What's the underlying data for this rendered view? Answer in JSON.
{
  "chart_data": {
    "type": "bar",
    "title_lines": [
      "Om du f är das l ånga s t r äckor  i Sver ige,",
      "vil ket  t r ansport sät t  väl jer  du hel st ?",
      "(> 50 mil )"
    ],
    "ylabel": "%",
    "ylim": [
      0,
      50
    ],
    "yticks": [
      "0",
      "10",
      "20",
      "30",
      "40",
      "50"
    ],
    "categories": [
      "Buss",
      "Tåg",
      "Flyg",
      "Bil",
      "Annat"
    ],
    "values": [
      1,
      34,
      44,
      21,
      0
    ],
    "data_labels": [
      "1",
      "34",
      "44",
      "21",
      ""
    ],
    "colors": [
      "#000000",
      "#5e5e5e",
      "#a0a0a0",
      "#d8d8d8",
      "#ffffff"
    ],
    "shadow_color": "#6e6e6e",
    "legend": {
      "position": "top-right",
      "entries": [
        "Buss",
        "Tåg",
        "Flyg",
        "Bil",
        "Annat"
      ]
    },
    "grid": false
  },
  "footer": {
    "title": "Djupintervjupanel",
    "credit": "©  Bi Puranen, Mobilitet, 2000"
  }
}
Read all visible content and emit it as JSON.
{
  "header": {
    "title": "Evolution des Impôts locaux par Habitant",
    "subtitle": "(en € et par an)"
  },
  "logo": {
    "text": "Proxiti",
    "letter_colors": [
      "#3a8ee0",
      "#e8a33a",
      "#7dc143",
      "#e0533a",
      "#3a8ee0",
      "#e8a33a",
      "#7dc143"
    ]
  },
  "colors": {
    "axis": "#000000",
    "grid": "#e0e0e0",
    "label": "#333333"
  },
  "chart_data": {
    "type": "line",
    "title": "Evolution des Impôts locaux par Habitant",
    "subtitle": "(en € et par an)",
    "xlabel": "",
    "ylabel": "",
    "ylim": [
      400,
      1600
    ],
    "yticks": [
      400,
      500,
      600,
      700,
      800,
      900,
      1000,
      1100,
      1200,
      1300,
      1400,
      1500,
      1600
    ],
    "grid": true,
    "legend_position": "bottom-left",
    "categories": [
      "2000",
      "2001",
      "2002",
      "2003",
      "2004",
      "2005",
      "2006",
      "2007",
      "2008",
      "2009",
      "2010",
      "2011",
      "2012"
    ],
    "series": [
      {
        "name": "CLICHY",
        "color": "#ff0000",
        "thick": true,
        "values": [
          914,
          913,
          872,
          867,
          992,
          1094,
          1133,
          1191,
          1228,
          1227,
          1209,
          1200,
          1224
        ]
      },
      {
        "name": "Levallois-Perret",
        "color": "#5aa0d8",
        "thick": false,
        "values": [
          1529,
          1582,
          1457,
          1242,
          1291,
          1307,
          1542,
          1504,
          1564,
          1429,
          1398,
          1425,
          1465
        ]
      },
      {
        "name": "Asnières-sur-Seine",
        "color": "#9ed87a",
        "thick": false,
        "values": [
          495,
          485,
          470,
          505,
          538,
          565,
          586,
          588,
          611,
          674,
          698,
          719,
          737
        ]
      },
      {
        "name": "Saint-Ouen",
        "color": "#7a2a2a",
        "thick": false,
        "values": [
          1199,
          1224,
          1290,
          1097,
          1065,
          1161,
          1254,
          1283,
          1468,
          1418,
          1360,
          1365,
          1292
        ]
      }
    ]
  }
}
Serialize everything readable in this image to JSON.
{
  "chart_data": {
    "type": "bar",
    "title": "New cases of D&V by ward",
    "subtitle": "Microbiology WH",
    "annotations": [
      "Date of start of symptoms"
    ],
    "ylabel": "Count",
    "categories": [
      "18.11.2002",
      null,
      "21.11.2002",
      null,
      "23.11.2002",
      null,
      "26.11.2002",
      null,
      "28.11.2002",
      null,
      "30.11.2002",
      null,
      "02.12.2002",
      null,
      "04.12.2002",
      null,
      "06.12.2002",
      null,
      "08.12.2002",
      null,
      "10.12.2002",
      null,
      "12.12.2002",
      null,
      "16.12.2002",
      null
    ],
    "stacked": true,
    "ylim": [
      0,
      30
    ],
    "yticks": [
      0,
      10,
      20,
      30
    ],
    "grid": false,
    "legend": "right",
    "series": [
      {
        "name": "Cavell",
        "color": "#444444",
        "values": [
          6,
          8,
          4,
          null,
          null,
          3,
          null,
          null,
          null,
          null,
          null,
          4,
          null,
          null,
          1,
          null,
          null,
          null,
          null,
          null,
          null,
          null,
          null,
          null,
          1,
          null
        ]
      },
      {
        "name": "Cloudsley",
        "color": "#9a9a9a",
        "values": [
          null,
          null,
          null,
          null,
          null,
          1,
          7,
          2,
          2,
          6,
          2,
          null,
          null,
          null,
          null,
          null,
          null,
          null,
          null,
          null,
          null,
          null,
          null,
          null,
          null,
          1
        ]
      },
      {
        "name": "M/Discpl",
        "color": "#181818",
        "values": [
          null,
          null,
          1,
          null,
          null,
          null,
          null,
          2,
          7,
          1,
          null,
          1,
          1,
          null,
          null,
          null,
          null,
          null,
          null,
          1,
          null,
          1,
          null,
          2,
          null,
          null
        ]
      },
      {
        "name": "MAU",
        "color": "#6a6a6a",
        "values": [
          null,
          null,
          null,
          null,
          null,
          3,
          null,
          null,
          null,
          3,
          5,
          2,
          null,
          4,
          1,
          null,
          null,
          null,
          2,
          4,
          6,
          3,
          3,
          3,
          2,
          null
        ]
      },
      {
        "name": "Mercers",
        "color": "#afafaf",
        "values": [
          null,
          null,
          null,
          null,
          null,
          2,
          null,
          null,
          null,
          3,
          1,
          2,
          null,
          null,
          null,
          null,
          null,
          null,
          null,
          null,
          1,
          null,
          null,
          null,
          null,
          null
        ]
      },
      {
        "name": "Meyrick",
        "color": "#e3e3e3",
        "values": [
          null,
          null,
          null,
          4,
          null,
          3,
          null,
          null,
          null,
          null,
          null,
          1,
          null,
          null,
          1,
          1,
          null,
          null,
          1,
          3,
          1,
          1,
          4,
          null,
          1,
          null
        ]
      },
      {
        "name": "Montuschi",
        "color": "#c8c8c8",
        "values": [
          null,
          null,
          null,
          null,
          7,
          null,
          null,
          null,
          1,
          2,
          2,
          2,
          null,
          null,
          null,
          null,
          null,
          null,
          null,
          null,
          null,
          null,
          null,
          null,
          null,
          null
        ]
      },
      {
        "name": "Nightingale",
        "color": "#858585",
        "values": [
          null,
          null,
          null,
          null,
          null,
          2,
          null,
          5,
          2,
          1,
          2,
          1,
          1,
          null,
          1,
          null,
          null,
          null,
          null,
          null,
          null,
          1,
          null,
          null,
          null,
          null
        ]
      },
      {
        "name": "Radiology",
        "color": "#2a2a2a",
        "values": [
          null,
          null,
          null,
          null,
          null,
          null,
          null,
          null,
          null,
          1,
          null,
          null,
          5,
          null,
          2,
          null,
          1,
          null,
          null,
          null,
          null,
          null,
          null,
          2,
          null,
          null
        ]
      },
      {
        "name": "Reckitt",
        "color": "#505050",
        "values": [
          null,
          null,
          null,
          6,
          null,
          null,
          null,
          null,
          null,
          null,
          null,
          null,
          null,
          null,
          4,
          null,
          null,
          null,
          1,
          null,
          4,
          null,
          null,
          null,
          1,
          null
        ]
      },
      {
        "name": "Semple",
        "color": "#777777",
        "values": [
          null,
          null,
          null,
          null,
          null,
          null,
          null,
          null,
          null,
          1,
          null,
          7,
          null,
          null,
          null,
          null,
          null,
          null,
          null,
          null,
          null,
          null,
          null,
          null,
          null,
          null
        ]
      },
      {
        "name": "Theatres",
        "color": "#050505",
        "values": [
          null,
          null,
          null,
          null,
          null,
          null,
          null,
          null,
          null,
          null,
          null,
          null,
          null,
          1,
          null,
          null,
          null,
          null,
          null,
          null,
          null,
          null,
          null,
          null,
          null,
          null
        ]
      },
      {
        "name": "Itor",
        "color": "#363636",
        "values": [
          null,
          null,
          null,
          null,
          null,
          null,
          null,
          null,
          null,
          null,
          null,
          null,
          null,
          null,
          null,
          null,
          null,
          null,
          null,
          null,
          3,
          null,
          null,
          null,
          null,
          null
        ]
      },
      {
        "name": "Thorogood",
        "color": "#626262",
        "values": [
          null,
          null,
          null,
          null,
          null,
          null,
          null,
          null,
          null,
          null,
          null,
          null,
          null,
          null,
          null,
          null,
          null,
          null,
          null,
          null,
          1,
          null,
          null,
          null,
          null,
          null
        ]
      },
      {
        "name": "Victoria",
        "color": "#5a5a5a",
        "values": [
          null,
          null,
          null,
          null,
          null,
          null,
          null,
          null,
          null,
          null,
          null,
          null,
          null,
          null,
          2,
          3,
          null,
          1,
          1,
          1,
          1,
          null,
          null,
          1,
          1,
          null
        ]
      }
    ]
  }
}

######

- **Problem to solve**:
Gather, from the listing above, every line carrying the word "grid".

- **Written solution**:
    "grid": false
    "grid": "#e0e0e0",
    "grid": true,
    "grid": false,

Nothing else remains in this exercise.